Start
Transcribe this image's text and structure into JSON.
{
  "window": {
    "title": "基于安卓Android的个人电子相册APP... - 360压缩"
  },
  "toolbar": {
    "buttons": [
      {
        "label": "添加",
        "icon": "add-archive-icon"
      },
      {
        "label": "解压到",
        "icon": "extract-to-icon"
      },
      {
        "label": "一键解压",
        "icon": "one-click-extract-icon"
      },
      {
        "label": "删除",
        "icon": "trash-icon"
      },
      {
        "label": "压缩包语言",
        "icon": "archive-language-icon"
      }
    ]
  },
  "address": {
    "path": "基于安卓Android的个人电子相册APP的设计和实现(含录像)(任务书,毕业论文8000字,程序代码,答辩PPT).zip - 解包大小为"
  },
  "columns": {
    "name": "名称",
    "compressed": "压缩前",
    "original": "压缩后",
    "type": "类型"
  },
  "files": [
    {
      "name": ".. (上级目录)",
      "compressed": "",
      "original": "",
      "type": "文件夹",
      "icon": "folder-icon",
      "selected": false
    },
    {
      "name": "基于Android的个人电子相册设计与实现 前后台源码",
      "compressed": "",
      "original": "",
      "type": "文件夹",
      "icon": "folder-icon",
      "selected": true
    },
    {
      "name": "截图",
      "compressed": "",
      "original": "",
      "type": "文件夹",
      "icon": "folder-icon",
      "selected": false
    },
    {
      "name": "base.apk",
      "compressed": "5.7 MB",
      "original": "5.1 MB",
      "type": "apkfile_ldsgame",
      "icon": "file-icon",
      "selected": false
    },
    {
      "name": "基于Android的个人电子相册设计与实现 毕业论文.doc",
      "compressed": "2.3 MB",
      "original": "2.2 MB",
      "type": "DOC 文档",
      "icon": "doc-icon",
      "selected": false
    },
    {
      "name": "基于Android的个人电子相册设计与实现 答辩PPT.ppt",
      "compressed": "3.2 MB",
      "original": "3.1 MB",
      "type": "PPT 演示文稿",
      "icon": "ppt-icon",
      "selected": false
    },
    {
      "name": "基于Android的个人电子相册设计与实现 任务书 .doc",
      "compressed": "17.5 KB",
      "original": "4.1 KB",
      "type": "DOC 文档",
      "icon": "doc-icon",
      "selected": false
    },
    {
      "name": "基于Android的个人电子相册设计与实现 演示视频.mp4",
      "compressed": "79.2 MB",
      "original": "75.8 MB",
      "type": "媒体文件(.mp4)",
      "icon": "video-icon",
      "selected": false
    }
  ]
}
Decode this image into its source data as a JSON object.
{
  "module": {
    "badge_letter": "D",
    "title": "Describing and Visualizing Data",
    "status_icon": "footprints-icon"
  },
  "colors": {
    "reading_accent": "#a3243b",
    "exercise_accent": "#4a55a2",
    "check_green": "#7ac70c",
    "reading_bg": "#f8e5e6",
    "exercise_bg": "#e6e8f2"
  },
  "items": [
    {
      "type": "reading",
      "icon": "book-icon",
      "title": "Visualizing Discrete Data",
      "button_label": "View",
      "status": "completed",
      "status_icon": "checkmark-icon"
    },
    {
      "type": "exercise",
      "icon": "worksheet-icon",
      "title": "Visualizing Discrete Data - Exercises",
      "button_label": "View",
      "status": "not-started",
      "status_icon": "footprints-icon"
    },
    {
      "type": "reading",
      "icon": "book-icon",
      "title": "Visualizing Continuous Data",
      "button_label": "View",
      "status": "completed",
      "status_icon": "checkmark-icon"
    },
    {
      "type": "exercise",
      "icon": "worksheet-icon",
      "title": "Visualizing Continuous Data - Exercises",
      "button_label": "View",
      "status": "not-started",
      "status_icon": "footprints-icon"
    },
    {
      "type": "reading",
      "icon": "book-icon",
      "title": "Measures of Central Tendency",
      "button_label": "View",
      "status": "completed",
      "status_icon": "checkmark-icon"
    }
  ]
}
End
▶ **Your objective**
Only the number is wanted: how many lines of the material above include the word "original"?

▶ **Response to this exercise**
9